Return each line of the data below exactly, omitting any pictures.

>> BEGIN Data for this exercise

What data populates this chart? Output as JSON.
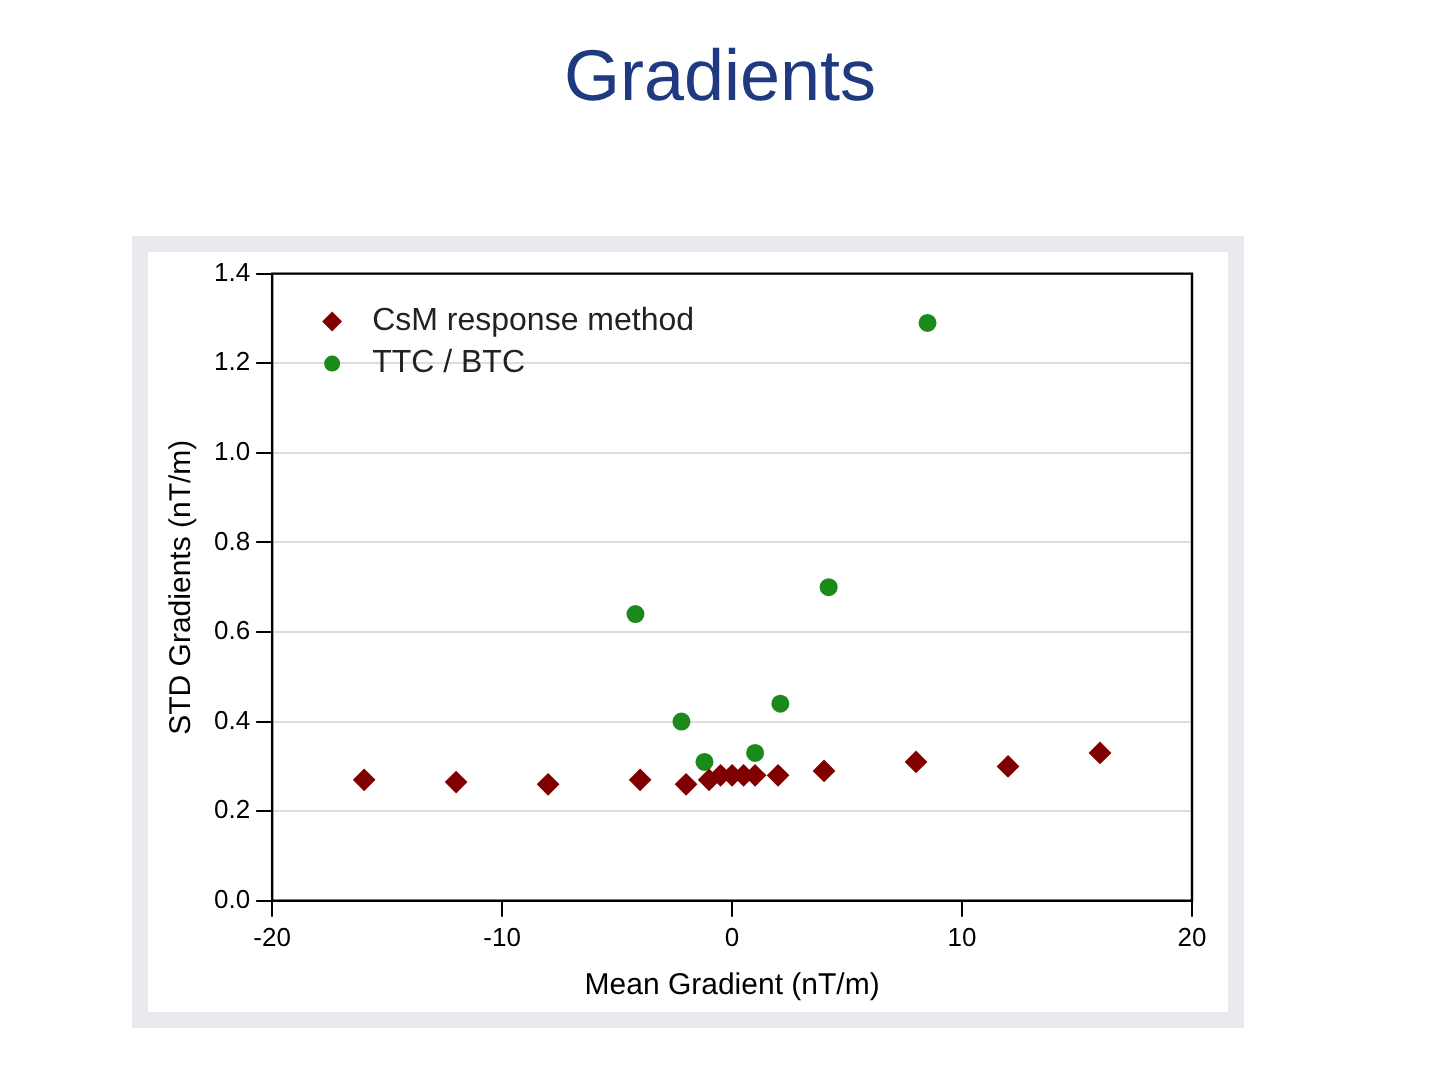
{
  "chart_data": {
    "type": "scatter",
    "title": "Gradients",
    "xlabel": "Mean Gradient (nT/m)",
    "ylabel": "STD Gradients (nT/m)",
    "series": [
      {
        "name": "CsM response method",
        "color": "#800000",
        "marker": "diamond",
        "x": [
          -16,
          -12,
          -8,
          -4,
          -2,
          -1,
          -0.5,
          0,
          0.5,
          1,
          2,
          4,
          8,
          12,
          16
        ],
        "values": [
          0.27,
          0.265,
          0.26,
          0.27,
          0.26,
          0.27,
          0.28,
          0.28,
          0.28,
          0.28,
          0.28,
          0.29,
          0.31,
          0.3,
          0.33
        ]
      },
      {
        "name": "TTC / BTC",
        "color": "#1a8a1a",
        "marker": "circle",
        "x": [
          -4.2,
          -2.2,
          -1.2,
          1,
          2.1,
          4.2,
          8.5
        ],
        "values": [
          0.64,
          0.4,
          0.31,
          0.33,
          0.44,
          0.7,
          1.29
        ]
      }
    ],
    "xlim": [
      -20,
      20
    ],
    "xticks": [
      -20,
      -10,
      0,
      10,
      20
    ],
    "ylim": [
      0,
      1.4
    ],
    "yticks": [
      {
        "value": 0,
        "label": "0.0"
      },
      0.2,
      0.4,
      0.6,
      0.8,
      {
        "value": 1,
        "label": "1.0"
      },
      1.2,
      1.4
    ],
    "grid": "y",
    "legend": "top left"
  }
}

>> END Data for this exercise

Reply to the task:
What data populates this chart? Output as JSON.
{
  "chart_data": {
    "type": "scatter",
    "title": "Gradients",
    "xlabel": "Mean Gradient (nT/m)",
    "ylabel": "STD Gradients (nT/m)",
    "series": [
      {
        "name": "CsM response method",
        "color": "#800000",
        "marker": "diamond",
        "x": [
          -16,
          -12,
          -8,
          -4,
          -2,
          -1,
          -0.5,
          0,
          0.5,
          1,
          2,
          4,
          8,
          12,
          16
        ],
        "values": [
          0.27,
          0.265,
          0.26,
          0.27,
          0.26,
          0.27,
          0.28,
          0.28,
          0.28,
          0.28,
          0.28,
          0.29,
          0.31,
          0.3,
          0.33
        ]
      },
      {
        "name": "TTC / BTC",
        "color": "#1a8a1a",
        "marker": "circle",
        "x": [
          -4.2,
          -2.2,
          -1.2,
          1,
          2.1,
          4.2,
          8.5
        ],
        "values": [
          0.64,
          0.4,
          0.31,
          0.33,
          0.44,
          0.7,
          1.29
        ]
      }
    ],
    "xlim": [
      -20,
      20
    ],
    "xticks": [
      -20,
      -10,
      0,
      10,
      20
    ],
    "ylim": [
      0,
      1.4
    ],
    "yticks": [
      {
        "value": 0,
        "label": "0.0"
      },
      0.2,
      0.4,
      0.6,
      0.8,
      {
        "value": 1,
        "label": "1.0"
      },
      1.2,
      1.4
    ],
    "grid": "y",
    "legend": "top left"
  }
}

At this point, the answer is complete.